** START **
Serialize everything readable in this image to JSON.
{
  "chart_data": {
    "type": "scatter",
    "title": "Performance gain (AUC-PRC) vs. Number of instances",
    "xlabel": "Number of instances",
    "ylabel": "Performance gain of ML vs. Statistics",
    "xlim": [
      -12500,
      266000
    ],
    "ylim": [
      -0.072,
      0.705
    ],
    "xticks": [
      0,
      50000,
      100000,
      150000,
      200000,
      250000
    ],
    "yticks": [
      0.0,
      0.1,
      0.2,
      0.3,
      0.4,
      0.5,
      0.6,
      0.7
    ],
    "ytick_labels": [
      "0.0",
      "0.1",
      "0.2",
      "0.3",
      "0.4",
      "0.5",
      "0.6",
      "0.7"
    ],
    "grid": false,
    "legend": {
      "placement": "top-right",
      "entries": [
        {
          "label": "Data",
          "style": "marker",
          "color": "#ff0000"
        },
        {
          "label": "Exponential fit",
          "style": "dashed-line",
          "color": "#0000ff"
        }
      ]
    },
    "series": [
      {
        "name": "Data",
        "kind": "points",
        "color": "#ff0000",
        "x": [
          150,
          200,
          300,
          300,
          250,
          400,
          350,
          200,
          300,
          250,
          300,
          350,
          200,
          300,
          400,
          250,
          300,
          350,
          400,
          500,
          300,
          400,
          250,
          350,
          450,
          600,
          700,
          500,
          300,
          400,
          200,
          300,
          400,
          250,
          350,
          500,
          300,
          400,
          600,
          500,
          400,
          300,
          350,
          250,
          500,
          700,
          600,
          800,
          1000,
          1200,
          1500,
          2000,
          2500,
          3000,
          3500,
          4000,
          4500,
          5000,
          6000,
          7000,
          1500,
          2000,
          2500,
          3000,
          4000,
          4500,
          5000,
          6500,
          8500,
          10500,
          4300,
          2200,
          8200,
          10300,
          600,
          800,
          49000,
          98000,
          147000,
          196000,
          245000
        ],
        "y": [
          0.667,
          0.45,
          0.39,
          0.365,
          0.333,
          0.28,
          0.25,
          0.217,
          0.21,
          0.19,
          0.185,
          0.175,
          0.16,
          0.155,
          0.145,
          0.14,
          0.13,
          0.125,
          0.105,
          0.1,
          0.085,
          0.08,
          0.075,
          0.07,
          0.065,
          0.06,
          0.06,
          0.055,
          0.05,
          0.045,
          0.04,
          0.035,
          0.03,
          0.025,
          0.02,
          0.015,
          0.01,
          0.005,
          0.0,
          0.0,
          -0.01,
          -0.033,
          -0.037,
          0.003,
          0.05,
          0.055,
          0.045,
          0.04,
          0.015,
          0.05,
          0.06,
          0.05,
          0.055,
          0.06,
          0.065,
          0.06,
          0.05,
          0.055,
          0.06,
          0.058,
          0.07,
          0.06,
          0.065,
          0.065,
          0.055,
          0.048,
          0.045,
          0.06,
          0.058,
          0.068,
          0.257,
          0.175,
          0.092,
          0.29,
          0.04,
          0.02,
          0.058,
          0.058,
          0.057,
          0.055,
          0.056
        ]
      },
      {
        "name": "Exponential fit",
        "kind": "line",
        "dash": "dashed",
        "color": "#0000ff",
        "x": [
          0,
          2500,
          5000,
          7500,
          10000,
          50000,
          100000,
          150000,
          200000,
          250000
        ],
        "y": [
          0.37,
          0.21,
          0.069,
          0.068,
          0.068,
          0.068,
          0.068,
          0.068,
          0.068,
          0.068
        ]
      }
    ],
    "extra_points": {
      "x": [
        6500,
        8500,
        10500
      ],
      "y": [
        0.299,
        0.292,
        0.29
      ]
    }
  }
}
** END **
What to produce =>
Quote all of the entries exactly as they appear.

Written answer =>
Serialize everything readable in this image to JSON.
{
  "chart_data": {
    "type": "scatter",
    "title": "Performance gain (AUC-PRC) vs. Number of instances",
    "xlabel": "Number of instances",
    "ylabel": "Performance gain of ML vs. Statistics",
    "xlim": [
      -12500,
      266000
    ],
    "ylim": [
      -0.072,
      0.705
    ],
    "xticks": [
      0,
      50000,
      100000,
      150000,
      200000,
      250000
    ],
    "yticks": [
      0.0,
      0.1,
      0.2,
      0.3,
      0.4,
      0.5,
      0.6,
      0.7
    ],
    "ytick_labels": [
      "0.0",
      "0.1",
      "0.2",
      "0.3",
      "0.4",
      "0.5",
      "0.6",
      "0.7"
    ],
    "grid": false,
    "legend": {
      "placement": "top-right",
      "entries": [
        {
          "label": "Data",
          "style": "marker",
          "color": "#ff0000"
        },
        {
          "label": "Exponential fit",
          "style": "dashed-line",
          "color": "#0000ff"
        }
      ]
    },
    "series": [
      {
        "name": "Data",
        "kind": "points",
        "color": "#ff0000",
        "x": [
          150,
          200,
          300,
          300,
          250,
          400,
          350,
          200,
          300,
          250,
          300,
          350,
          200,
          300,
          400,
          250,
          300,
          350,
          400,
          500,
          300,
          400,
          250,
          350,
          450,
          600,
          700,
          500,
          300,
          400,
          200,
          300,
          400,
          250,
          350,
          500,
          300,
          400,
          600,
          500,
          400,
          300,
          350,
          250,
          500,
          700,
          600,
          800,
          1000,
          1200,
          1500,
          2000,
          2500,
          3000,
          3500,
          4000,
          4500,
          5000,
          6000,
          7000,
          1500,
          2000,
          2500,
          3000,
          4000,
          4500,
          5000,
          6500,
          8500,
          10500,
          4300,
          2200,
          8200,
          10300,
          600,
          800,
          49000,
          98000,
          147000,
          196000,
          245000
        ],
        "y": [
          0.667,
          0.45,
          0.39,
          0.365,
          0.333,
          0.28,
          0.25,
          0.217,
          0.21,
          0.19,
          0.185,
          0.175,
          0.16,
          0.155,
          0.145,
          0.14,
          0.13,
          0.125,
          0.105,
          0.1,
          0.085,
          0.08,
          0.075,
          0.07,
          0.065,
          0.06,
          0.06,
          0.055,
          0.05,
          0.045,
          0.04,
          0.035,
          0.03,
          0.025,
          0.02,
          0.015,
          0.01,
          0.005,
          0.0,
          0.0,
          -0.01,
          -0.033,
          -0.037,
          0.003,
          0.05,
          0.055,
          0.045,
          0.04,
          0.015,
          0.05,
          0.06,
          0.05,
          0.055,
          0.06,
          0.065,
          0.06,
          0.05,
          0.055,
          0.06,
          0.058,
          0.07,
          0.06,
          0.065,
          0.065,
          0.055,
          0.048,
          0.045,
          0.06,
          0.058,
          0.068,
          0.257,
          0.175,
          0.092,
          0.29,
          0.04,
          0.02,
          0.058,
          0.058,
          0.057,
          0.055,
          0.056
        ]
      },
      {
        "name": "Exponential fit",
        "kind": "line",
        "dash": "dashed",
        "color": "#0000ff",
        "x": [
          0,
          2500,
          5000,
          7500,
          10000,
          50000,
          100000,
          150000,
          200000,
          250000
        ],
        "y": [
          0.37,
          0.21,
          0.069,
          0.068,
          0.068,
          0.068,
          0.068,
          0.068,
          0.068,
          0.068
        ]
      }
    ],
    "extra_points": {
      "x": [
        6500,
        8500,
        10500
      ],
      "y": [
        0.299,
        0.292,
        0.29
      ]
    }
  }
}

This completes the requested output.